→ INSTRUCTION
Wherever "text" appears in a line, list that line.

→ SUPPLIED DATA

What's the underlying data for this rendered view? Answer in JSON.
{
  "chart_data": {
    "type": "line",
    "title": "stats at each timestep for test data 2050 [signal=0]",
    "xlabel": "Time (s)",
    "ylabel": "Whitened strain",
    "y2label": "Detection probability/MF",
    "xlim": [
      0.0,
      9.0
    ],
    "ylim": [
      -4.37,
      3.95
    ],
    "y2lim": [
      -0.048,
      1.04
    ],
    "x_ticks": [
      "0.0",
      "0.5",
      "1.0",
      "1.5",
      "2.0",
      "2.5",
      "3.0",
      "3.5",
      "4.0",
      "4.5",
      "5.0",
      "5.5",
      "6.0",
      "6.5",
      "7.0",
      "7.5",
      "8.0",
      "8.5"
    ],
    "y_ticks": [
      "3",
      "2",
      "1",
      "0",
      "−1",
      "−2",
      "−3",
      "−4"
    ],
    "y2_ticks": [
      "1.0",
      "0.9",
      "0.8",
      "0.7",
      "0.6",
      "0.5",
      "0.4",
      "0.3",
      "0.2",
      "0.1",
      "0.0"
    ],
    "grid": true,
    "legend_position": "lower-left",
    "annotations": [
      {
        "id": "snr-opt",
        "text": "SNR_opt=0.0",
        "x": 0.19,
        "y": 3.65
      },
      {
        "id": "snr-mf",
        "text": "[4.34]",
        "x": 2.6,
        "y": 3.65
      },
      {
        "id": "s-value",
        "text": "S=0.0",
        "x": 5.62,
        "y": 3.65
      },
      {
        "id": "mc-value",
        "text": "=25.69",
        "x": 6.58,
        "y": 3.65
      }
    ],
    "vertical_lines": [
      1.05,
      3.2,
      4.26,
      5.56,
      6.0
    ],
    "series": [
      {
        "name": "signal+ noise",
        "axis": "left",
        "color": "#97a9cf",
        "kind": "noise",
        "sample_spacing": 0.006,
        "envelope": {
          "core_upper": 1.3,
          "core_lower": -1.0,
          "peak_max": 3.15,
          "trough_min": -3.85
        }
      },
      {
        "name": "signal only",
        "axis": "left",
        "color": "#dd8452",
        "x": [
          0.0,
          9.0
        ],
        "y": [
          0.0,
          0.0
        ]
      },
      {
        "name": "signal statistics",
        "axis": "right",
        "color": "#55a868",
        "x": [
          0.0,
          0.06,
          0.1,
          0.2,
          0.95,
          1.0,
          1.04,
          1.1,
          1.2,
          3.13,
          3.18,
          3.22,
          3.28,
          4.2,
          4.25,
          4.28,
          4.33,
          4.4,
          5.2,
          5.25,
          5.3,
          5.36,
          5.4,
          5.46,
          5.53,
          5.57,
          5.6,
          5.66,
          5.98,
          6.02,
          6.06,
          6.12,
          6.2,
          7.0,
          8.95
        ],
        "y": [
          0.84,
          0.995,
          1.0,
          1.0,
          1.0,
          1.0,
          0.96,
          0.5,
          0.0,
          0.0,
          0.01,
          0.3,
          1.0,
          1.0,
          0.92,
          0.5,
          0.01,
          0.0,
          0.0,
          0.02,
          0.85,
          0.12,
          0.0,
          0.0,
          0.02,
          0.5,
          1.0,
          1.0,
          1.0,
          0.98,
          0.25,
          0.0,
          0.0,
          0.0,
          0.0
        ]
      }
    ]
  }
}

→ EXERCISE RESULT
        "text": "SNR_opt=0.0",
        "text": "[4.34]",
        "text": "S=0.0",
        "text": "=25.69",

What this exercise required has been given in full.